--- START Data for this task ---

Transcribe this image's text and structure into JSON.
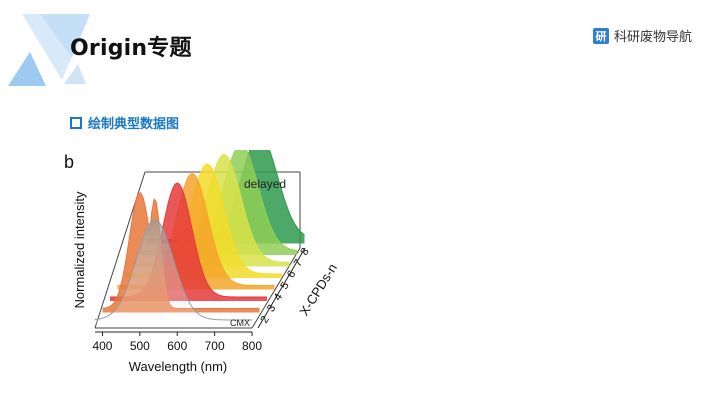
{
  "header": {
    "title": "Origin专题",
    "brand_icon_text": "研",
    "brand_text": "科研废物导航"
  },
  "section": {
    "label": "绘制典型数据图"
  },
  "figure": {
    "panel_label": "b",
    "series_tag": "delayed",
    "reference_tag": "CMX",
    "x_axis_label": "Wavelength (nm)",
    "x_ticks": [
      "400",
      "500",
      "600",
      "700",
      "800"
    ],
    "y_axis_label": "Normalized intensity",
    "depth_axis_label": "X-CPDs-n",
    "depth_ticks": [
      "2",
      "3",
      "4",
      "5",
      "6",
      "7",
      "8"
    ]
  },
  "colors": {
    "accent": "#1b78c7",
    "deco_light": "#cfe4f7",
    "deco_mid": "#9ccaf0"
  },
  "chart_data": {
    "type": "area",
    "title": "",
    "xlabel": "Wavelength (nm)",
    "ylabel": "Normalized intensity",
    "xlim": [
      380,
      800
    ],
    "series": [
      {
        "name": "CMX",
        "color": "#b8b8b8",
        "peak_nm": 540,
        "width_nm": 70
      },
      {
        "name": "2",
        "color": "#e8773a",
        "peak_nm": 480,
        "width_nm": 40,
        "shoulder_nm": 520
      },
      {
        "name": "3",
        "color": "#e53a3a",
        "peak_nm": 560,
        "width_nm": 55
      },
      {
        "name": "4",
        "color": "#f4a52a",
        "peak_nm": 580,
        "width_nm": 60
      },
      {
        "name": "5",
        "color": "#f2dc2a",
        "peak_nm": 600,
        "width_nm": 62
      },
      {
        "name": "6",
        "color": "#d8e24a",
        "peak_nm": 625,
        "width_nm": 64
      },
      {
        "name": "7",
        "color": "#8fce58",
        "peak_nm": 650,
        "width_nm": 66
      },
      {
        "name": "8",
        "color": "#2e9a4c",
        "peak_nm": 680,
        "width_nm": 68
      }
    ]
  }
}
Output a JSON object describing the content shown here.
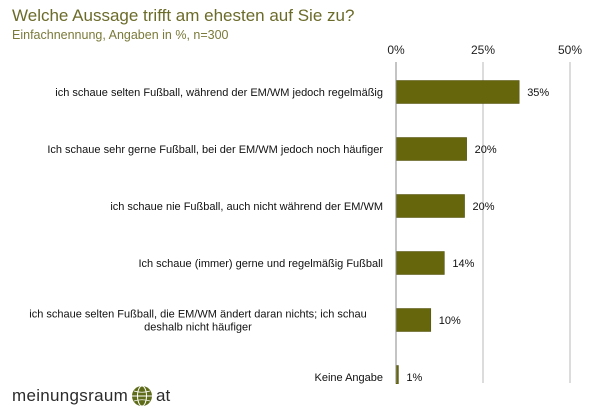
{
  "header": {
    "title": "Welche Aussage trifft am ehesten auf Sie zu?",
    "subtitle": "Einfachnennung, Angaben in %, n=300"
  },
  "chart_data": {
    "type": "bar",
    "orientation": "horizontal",
    "categories": [
      "ich schaue selten Fußball, während der EM/WM jedoch regelmäßig",
      "Ich schaue sehr gerne Fußball, bei der EM/WM jedoch noch häufiger",
      "ich schaue nie Fußball, auch nicht während der EM/WM",
      "Ich schaue (immer) gerne und regelmäßig Fußball",
      "ich schaue selten Fußball, die EM/WM ändert daran nichts; ich schau deshalb nicht häufiger",
      "Keine Angabe"
    ],
    "values": [
      35.4,
      20.3,
      19.7,
      13.9,
      10.0,
      0.7
    ],
    "value_labels": [
      "35%",
      "20%",
      "20%",
      "14%",
      "10%",
      "1%"
    ],
    "x_ticks": [
      "0%",
      "25%",
      "50%"
    ],
    "x_tick_values": [
      0,
      25,
      50
    ],
    "xlim": [
      0,
      50
    ],
    "grid": true,
    "bar_color": "#66660d",
    "grid_color": "#b8b8b8"
  },
  "logo": {
    "brand": "meinungsraum",
    "suffix": "at",
    "icon": "globe-icon",
    "color": "#66660d"
  }
}
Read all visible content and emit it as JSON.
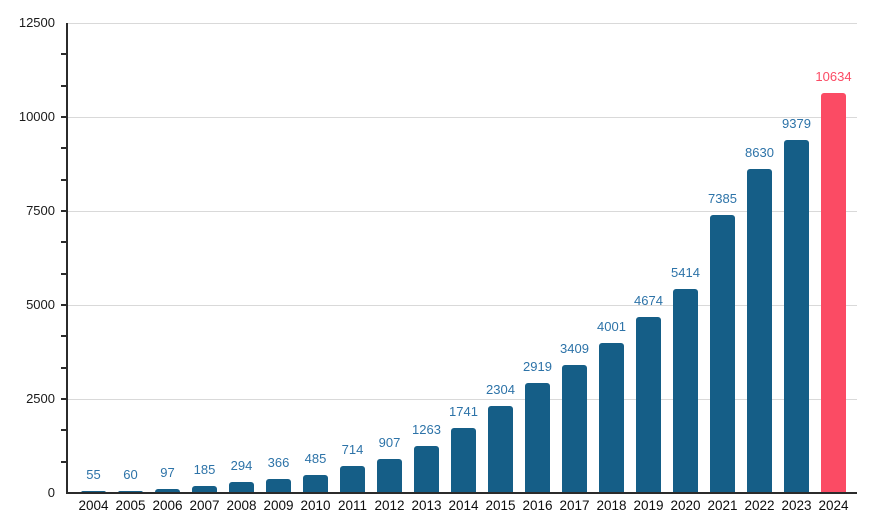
{
  "chart_data": {
    "type": "bar",
    "title": "",
    "xlabel": "",
    "ylabel": "",
    "categories": [
      "2004",
      "2005",
      "2006",
      "2007",
      "2008",
      "2009",
      "2010",
      "2011",
      "2012",
      "2013",
      "2014",
      "2015",
      "2016",
      "2017",
      "2018",
      "2019",
      "2020",
      "2021",
      "2022",
      "2023",
      "2024"
    ],
    "values": [
      55,
      60,
      97,
      185,
      294,
      366,
      485,
      714,
      907,
      1263,
      1741,
      2304,
      2919,
      3409,
      4001,
      4674,
      5414,
      7385,
      8630,
      9379,
      10634
    ],
    "data_labels_shown": true,
    "ylim": [
      0,
      12500
    ],
    "yticks": [
      0,
      2500,
      5000,
      7500,
      10000,
      12500
    ],
    "minor_ticks_per_major_interval": 2,
    "grid": "horizontal-major",
    "legend": "none",
    "bar_color_default": "#155e87",
    "bar_color_highlight": "#fb4b64",
    "highlight_index": 20,
    "value_label_color_default": "#2d73a8",
    "value_label_color_highlight": "#fb4b64",
    "gridline_color": "#d9d9d9",
    "axis_line_color": "#2b2b2b",
    "tick_label_color": "#1a1a1a",
    "x_label_color": "#0d0d0d"
  }
}
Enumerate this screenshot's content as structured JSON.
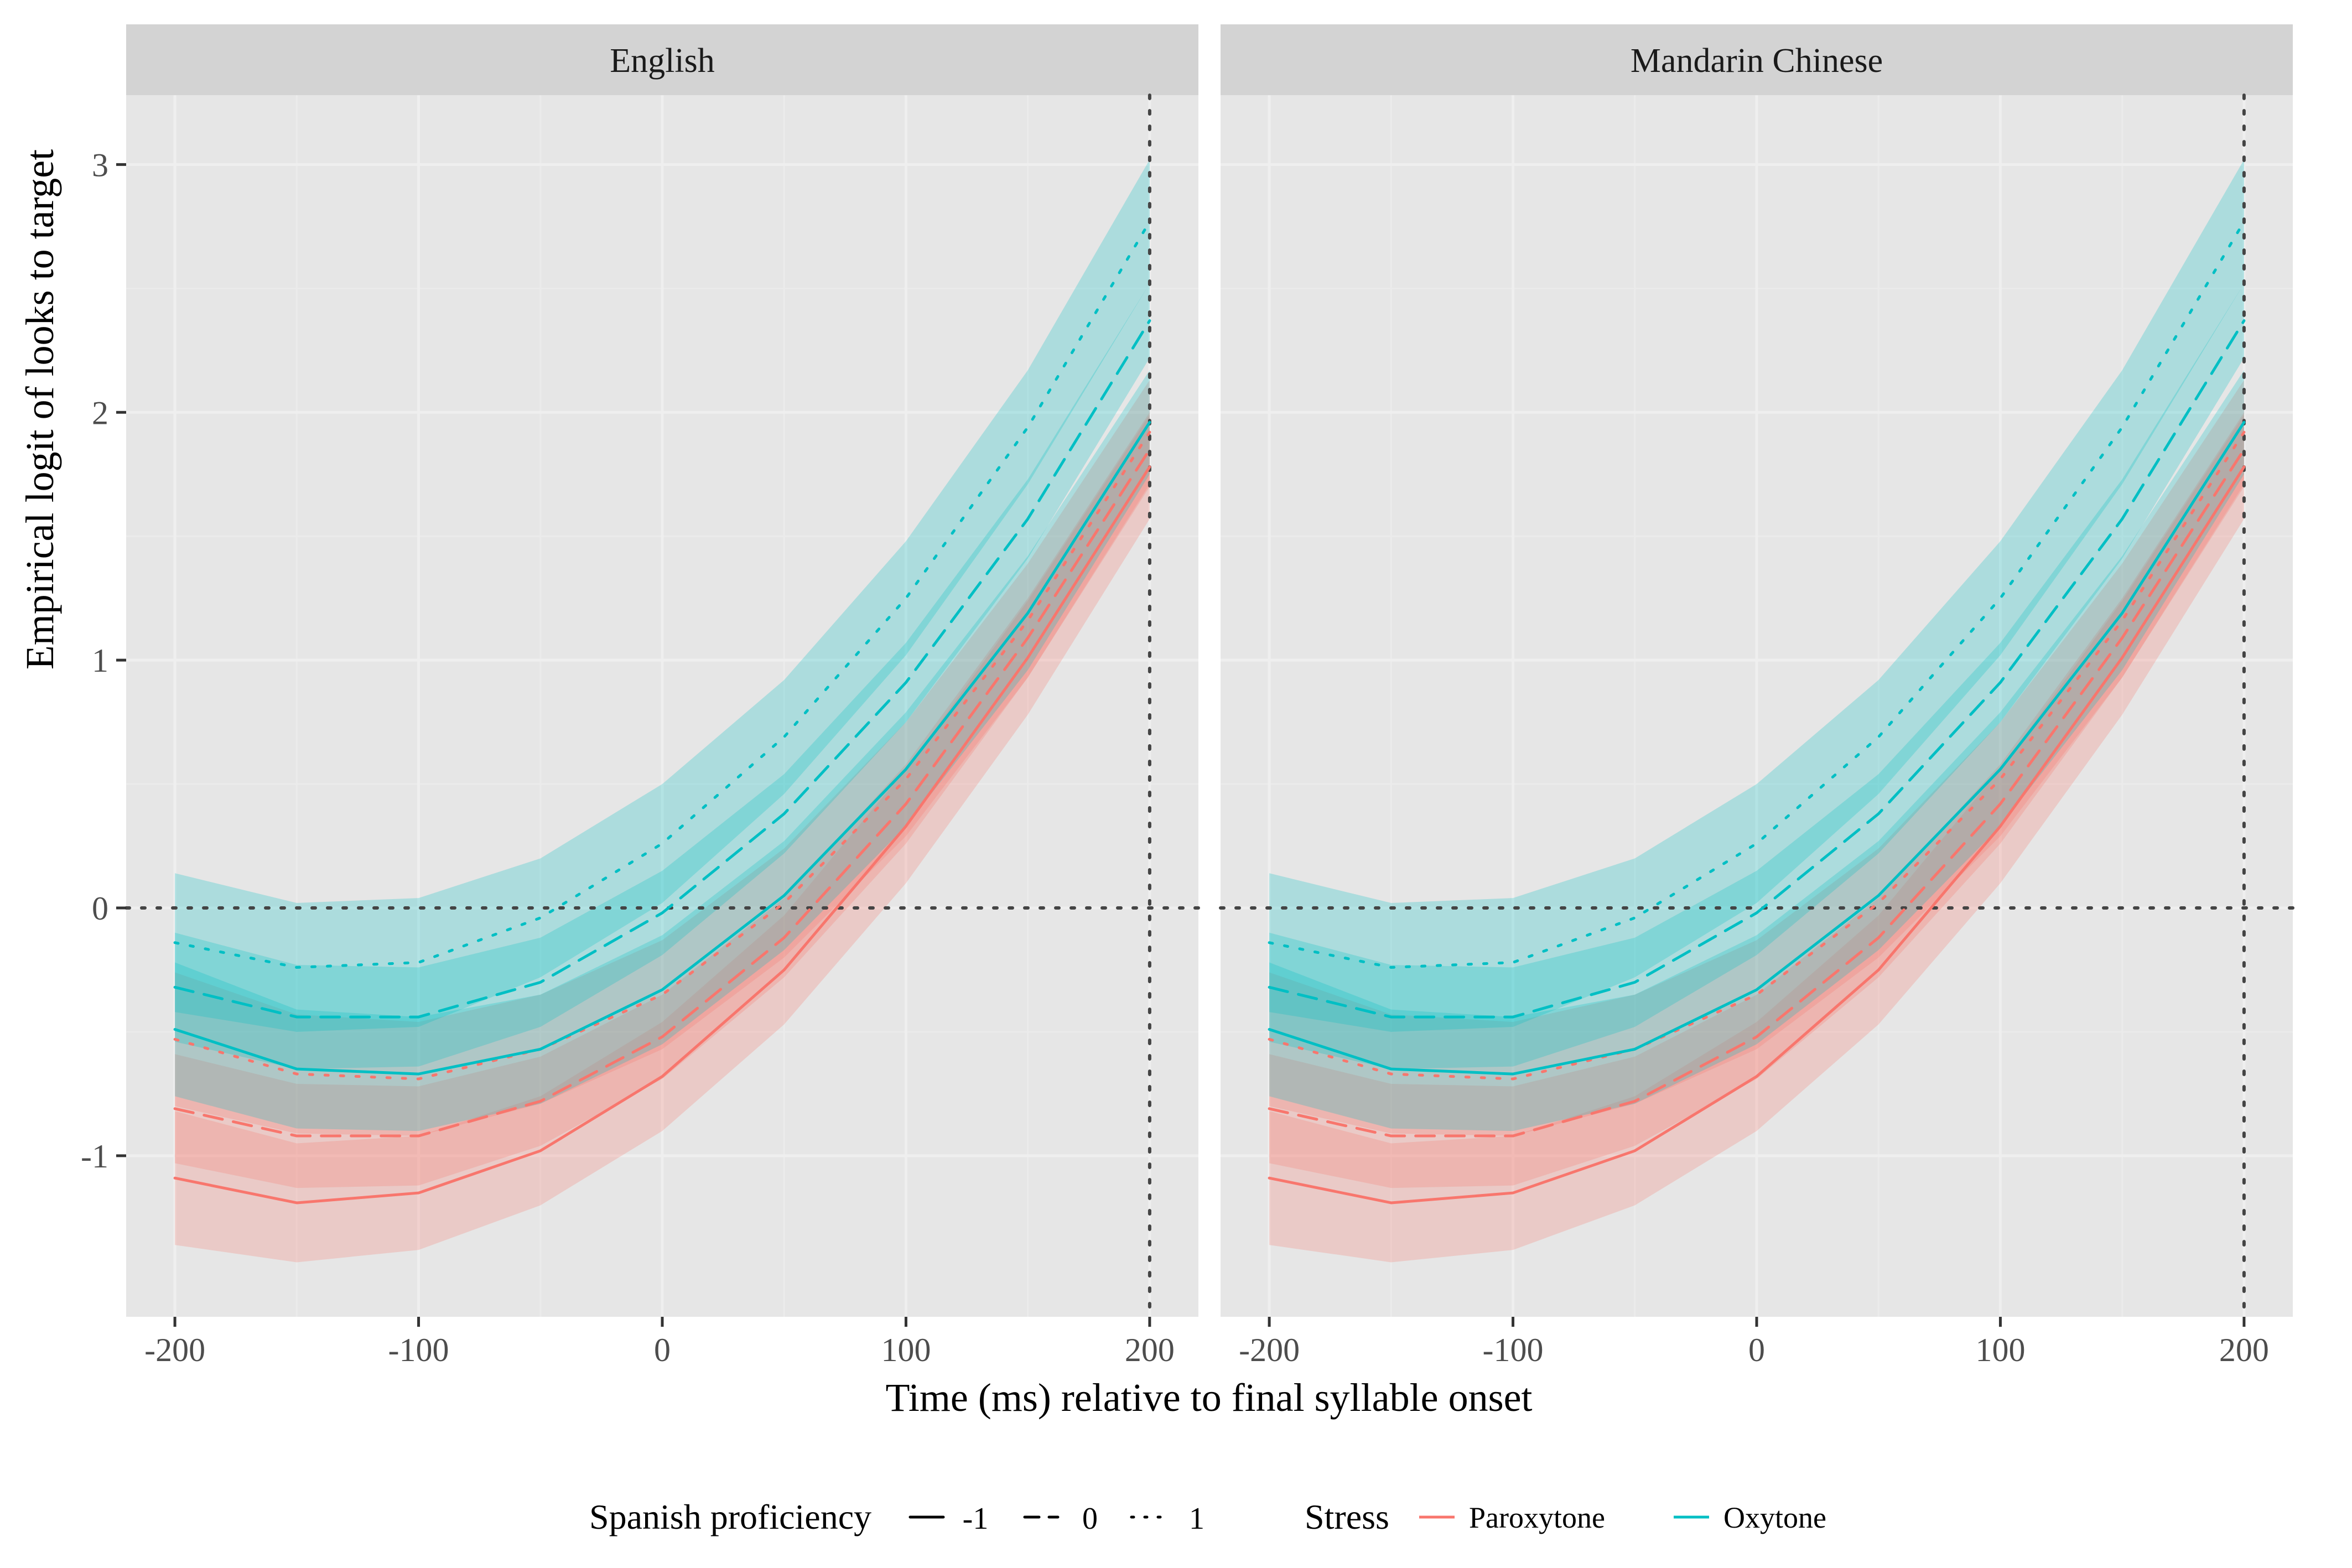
{
  "chart_data": {
    "type": "line",
    "xlabel": "Time (ms) relative to final syllable onset",
    "ylabel": "Empirical logit of looks to target",
    "xlim": [
      -220,
      220
    ],
    "ylim": [
      -1.65,
      3.28
    ],
    "x_ticks": [
      -200,
      -100,
      0,
      100,
      200
    ],
    "x_tick_labels": [
      "-200",
      "-100",
      "0",
      "100",
      "200"
    ],
    "y_ticks": [
      -1,
      0,
      1,
      2,
      3
    ],
    "y_tick_labels": [
      "-1",
      "0",
      "1",
      "2",
      "3"
    ],
    "grid": true,
    "reference_lines": {
      "hline": 0,
      "vline": 200
    },
    "x": [
      -200,
      -150,
      -100,
      -50,
      0,
      50,
      100,
      150,
      200
    ],
    "panels": [
      {
        "title": "English"
      },
      {
        "title": "Mandarin Chinese"
      }
    ],
    "series": [
      {
        "stress": "Paroxytone",
        "proficiency": "-1",
        "values": [
          -1.09,
          -1.19,
          -1.15,
          -0.98,
          -0.68,
          -0.25,
          0.33,
          1.01,
          1.78
        ],
        "lower": [
          -1.36,
          -1.43,
          -1.38,
          -1.2,
          -0.9,
          -0.47,
          0.1,
          0.78,
          1.57
        ],
        "upper": [
          -0.82,
          -0.95,
          -0.92,
          -0.76,
          -0.46,
          -0.03,
          0.56,
          1.24,
          1.99
        ]
      },
      {
        "stress": "Paroxytone",
        "proficiency": "0",
        "values": [
          -0.81,
          -0.92,
          -0.92,
          -0.78,
          -0.52,
          -0.12,
          0.42,
          1.09,
          1.85
        ],
        "lower": [
          -1.03,
          -1.13,
          -1.12,
          -0.96,
          -0.69,
          -0.28,
          0.26,
          0.93,
          1.7
        ],
        "upper": [
          -0.59,
          -0.71,
          -0.72,
          -0.6,
          -0.35,
          0.04,
          0.58,
          1.25,
          2.0
        ]
      },
      {
        "stress": "Paroxytone",
        "proficiency": "1",
        "values": [
          -0.53,
          -0.67,
          -0.69,
          -0.57,
          -0.35,
          0.02,
          0.52,
          1.16,
          1.92
        ],
        "lower": [
          -0.8,
          -0.91,
          -0.92,
          -0.79,
          -0.57,
          -0.2,
          0.29,
          0.93,
          1.71
        ],
        "upper": [
          -0.26,
          -0.43,
          -0.46,
          -0.35,
          -0.13,
          0.24,
          0.75,
          1.39,
          2.13
        ]
      },
      {
        "stress": "Oxytone",
        "proficiency": "-1",
        "values": [
          -0.49,
          -0.65,
          -0.67,
          -0.57,
          -0.33,
          0.05,
          0.56,
          1.19,
          1.96
        ],
        "lower": [
          -0.76,
          -0.89,
          -0.9,
          -0.79,
          -0.55,
          -0.17,
          0.33,
          0.96,
          1.75
        ],
        "upper": [
          -0.22,
          -0.41,
          -0.44,
          -0.35,
          -0.11,
          0.27,
          0.79,
          1.42,
          2.17
        ]
      },
      {
        "stress": "Oxytone",
        "proficiency": "0",
        "values": [
          -0.32,
          -0.44,
          -0.44,
          -0.3,
          -0.02,
          0.38,
          0.91,
          1.57,
          2.37
        ],
        "lower": [
          -0.54,
          -0.65,
          -0.64,
          -0.48,
          -0.19,
          0.22,
          0.75,
          1.41,
          2.22
        ],
        "upper": [
          -0.1,
          -0.23,
          -0.24,
          -0.12,
          0.15,
          0.54,
          1.07,
          1.73,
          2.52
        ]
      },
      {
        "stress": "Oxytone",
        "proficiency": "1",
        "values": [
          -0.14,
          -0.24,
          -0.22,
          -0.04,
          0.26,
          0.69,
          1.25,
          1.94,
          2.77
        ],
        "lower": [
          -0.42,
          -0.5,
          -0.48,
          -0.28,
          0.02,
          0.46,
          1.02,
          1.71,
          2.52
        ],
        "upper": [
          0.14,
          0.02,
          0.04,
          0.2,
          0.5,
          0.92,
          1.48,
          2.17,
          3.02
        ]
      }
    ],
    "legend": {
      "placement": "bottom",
      "groups": [
        {
          "title": "Spanish proficiency",
          "items": [
            {
              "label": "-1",
              "linetype": "solid"
            },
            {
              "label": "0",
              "linetype": "dashed"
            },
            {
              "label": "1",
              "linetype": "dotted"
            }
          ]
        },
        {
          "title": "Stress",
          "items": [
            {
              "label": "Paroxytone",
              "color": "#F8766D"
            },
            {
              "label": "Oxytone",
              "color": "#00BFC4"
            }
          ]
        }
      ]
    },
    "colors": {
      "Paroxytone": "#F8766D",
      "Oxytone": "#00BFC4",
      "panel_bg": "#E6E6E6",
      "strip_bg": "#D3D3D3",
      "grid": "#EFEFEF",
      "reference": "#444444"
    }
  }
}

--- END Data for this task ---

All lines above with "xlabel" in them should be returned.

    "xlabel": "Wavelength (nm)",
    "xlabel": "",
    "xlabel": "Time (ms) relative to final syllable onset",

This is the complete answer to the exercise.